— begin —

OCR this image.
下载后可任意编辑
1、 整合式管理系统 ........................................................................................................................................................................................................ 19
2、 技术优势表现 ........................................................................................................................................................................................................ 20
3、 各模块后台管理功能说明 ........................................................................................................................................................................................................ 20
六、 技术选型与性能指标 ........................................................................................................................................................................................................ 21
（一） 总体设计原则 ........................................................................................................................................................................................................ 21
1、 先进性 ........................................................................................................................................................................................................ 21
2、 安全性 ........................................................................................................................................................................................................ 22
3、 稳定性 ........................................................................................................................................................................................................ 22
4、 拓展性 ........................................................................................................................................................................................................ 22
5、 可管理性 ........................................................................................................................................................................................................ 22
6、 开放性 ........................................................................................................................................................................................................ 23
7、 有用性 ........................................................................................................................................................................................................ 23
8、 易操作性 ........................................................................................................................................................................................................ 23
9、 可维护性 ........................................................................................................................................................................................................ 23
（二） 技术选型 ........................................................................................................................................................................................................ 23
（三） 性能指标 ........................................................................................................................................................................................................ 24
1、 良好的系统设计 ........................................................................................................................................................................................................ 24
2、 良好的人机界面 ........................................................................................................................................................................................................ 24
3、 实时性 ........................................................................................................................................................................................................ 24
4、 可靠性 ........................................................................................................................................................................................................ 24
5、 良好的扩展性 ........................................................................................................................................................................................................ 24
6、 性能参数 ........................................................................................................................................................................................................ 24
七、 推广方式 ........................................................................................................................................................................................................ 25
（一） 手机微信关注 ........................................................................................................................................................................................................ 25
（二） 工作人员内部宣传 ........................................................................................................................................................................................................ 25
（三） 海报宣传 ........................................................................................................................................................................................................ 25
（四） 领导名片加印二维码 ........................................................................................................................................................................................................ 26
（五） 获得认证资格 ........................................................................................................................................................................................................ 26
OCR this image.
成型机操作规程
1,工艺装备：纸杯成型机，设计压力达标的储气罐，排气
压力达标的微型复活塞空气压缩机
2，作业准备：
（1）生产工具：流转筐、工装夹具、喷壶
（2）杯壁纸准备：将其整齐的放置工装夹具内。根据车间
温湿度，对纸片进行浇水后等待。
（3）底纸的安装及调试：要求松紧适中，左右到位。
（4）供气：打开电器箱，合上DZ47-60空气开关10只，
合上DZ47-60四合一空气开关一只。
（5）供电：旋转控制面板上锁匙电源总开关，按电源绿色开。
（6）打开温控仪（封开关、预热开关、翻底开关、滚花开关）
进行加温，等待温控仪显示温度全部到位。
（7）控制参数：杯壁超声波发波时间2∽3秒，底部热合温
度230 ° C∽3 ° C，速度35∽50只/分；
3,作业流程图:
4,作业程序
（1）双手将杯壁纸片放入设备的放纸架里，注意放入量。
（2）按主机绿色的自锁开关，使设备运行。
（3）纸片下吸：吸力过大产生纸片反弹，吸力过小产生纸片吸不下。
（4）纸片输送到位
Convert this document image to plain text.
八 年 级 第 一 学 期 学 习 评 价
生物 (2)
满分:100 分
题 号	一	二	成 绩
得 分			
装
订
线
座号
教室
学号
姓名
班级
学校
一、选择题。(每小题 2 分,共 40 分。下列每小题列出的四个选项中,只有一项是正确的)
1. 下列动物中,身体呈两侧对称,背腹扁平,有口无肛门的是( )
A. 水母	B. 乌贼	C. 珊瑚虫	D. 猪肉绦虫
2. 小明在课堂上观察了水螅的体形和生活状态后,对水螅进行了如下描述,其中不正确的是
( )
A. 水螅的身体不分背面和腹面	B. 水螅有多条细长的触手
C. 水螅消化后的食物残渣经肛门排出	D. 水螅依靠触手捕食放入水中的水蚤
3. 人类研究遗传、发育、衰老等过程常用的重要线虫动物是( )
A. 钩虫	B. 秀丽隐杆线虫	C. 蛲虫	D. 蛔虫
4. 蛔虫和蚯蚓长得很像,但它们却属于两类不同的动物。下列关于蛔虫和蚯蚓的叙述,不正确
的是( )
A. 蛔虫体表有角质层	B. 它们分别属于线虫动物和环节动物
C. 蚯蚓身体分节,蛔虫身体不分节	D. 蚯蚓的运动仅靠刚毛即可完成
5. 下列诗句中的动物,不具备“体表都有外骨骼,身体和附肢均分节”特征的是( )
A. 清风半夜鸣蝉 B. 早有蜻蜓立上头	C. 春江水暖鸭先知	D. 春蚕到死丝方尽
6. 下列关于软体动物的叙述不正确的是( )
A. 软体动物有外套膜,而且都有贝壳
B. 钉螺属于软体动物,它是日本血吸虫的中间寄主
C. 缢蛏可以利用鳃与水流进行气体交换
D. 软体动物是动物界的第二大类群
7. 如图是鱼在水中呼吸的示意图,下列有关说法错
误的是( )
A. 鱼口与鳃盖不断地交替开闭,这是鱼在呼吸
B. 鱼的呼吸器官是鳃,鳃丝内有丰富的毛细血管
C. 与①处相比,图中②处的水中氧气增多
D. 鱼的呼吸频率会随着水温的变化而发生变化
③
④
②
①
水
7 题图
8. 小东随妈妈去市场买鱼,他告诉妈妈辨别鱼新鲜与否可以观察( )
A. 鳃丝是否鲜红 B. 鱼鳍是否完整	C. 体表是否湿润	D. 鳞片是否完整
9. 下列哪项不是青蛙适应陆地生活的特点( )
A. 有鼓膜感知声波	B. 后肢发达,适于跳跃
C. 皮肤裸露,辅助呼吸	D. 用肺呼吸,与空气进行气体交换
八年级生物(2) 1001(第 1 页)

— end —

Every line above should be retyped exactly as given.

OCR this image.
下载后可任意编辑
1、 整合式管理系统 ........................................................................................................................................................................................................ 19
2、 技术优势表现 ........................................................................................................................................................................................................ 20
3、 各模块后台管理功能说明 ........................................................................................................................................................................................................ 20
六、 技术选型与性能指标 ........................................................................................................................................................................................................ 21
（一） 总体设计原则 ........................................................................................................................................................................................................ 21
1、 先进性 ........................................................................................................................................................................................................ 21
2、 安全性 ........................................................................................................................................................................................................ 22
3、 稳定性 ........................................................................................................................................................................................................ 22
4、 拓展性 ........................................................................................................................................................................................................ 22
5、 可管理性 ........................................................................................................................................................................................................ 22
6、 开放性 ........................................................................................................................................................................................................ 23
7、 有用性 ........................................................................................................................................................................................................ 23
8、 易操作性 ........................................................................................................................................................................................................ 23
9、 可维护性 ........................................................................................................................................................................................................ 23
（二） 技术选型 ........................................................................................................................................................................................................ 23
（三） 性能指标 ........................................................................................................................................................................................................ 24
1、 良好的系统设计 ........................................................................................................................................................................................................ 24
2、 良好的人机界面 ........................................................................................................................................................................................................ 24
3、 实时性 ........................................................................................................................................................................................................ 24
4、 可靠性 ........................................................................................................................................................................................................ 24
5、 良好的扩展性 ........................................................................................................................................................................................................ 24
6、 性能参数 ........................................................................................................................................................................................................ 24
七、 推广方式 ........................................................................................................................................................................................................ 25
（一） 手机微信关注 ........................................................................................................................................................................................................ 25
（二） 工作人员内部宣传 ........................................................................................................................................................................................................ 25
（三） 海报宣传 ........................................................................................................................................................................................................ 25
（四） 领导名片加印二维码 ........................................................................................................................................................................................................ 26
（五） 获得认证资格 ........................................................................................................................................................................................................ 26
OCR this image.
成型机操作规程
1,工艺装备：纸杯成型机，设计压力达标的储气罐，排气
压力达标的微型复活塞空气压缩机
2，作业准备：
（1）生产工具：流转筐、工装夹具、喷壶
（2）杯壁纸准备：将其整齐的放置工装夹具内。根据车间
温湿度，对纸片进行浇水后等待。
（3）底纸的安装及调试：要求松紧适中，左右到位。
（4）供气：打开电器箱，合上DZ47-60空气开关10只，
合上DZ47-60四合一空气开关一只。
（5）供电：旋转控制面板上锁匙电源总开关，按电源绿色开。
（6）打开温控仪（封开关、预热开关、翻底开关、滚花开关）
进行加温，等待温控仪显示温度全部到位。
（7）控制参数：杯壁超声波发波时间2∽3秒，底部热合温
度230 ° C∽3 ° C，速度35∽50只/分；
3,作业流程图:
4,作业程序
（1）双手将杯壁纸片放入设备的放纸架里，注意放入量。
（2）按主机绿色的自锁开关，使设备运行。
（3）纸片下吸：吸力过大产生纸片反弹，吸力过小产生纸片吸不下。
（4）纸片输送到位
Convert this document image to plain text.
八 年 级 第 一 学 期 学 习 评 价
生物 (2)
满分:100 分
题 号	一	二	成 绩
得 分			
装
订
线
座号
教室
学号
姓名
班级
学校
一、选择题。(每小题 2 分,共 40 分。下列每小题列出的四个选项中,只有一项是正确的)
1. 下列动物中,身体呈两侧对称,背腹扁平,有口无肛门的是( )
A. 水母	B. 乌贼	C. 珊瑚虫	D. 猪肉绦虫
2. 小明在课堂上观察了水螅的体形和生活状态后,对水螅进行了如下描述,其中不正确的是
( )
A. 水螅的身体不分背面和腹面	B. 水螅有多条细长的触手
C. 水螅消化后的食物残渣经肛门排出	D. 水螅依靠触手捕食放入水中的水蚤
3. 人类研究遗传、发育、衰老等过程常用的重要线虫动物是( )
A. 钩虫	B. 秀丽隐杆线虫	C. 蛲虫	D. 蛔虫
4. 蛔虫和蚯蚓长得很像,但它们却属于两类不同的动物。下列关于蛔虫和蚯蚓的叙述,不正确
的是( )
A. 蛔虫体表有角质层	B. 它们分别属于线虫动物和环节动物
C. 蚯蚓身体分节,蛔虫身体不分节	D. 蚯蚓的运动仅靠刚毛即可完成
5. 下列诗句中的动物,不具备“体表都有外骨骼,身体和附肢均分节”特征的是( )
A. 清风半夜鸣蝉 B. 早有蜻蜓立上头	C. 春江水暖鸭先知	D. 春蚕到死丝方尽
6. 下列关于软体动物的叙述不正确的是( )
A. 软体动物有外套膜,而且都有贝壳
B. 钉螺属于软体动物,它是日本血吸虫的中间寄主
C. 缢蛏可以利用鳃与水流进行气体交换
D. 软体动物是动物界的第二大类群
7. 如图是鱼在水中呼吸的示意图,下列有关说法错
误的是( )
A. 鱼口与鳃盖不断地交替开闭,这是鱼在呼吸
B. 鱼的呼吸器官是鳃,鳃丝内有丰富的毛细血管
C. 与①处相比,图中②处的水中氧气增多
D. 鱼的呼吸频率会随着水温的变化而发生变化
③
④
②
①
水
7 题图
8. 小东随妈妈去市场买鱼,他告诉妈妈辨别鱼新鲜与否可以观察( )
A. 鳃丝是否鲜红 B. 鱼鳍是否完整	C. 体表是否湿润	D. 鳞片是否完整
9. 下列哪项不是青蛙适应陆地生活的特点( )
A. 有鼓膜感知声波	B. 后肢发达,适于跳跃
C. 皮肤裸露,辅助呼吸	D. 用肺呼吸,与空气进行气体交换
八年级生物(2) 1001(第 1 页)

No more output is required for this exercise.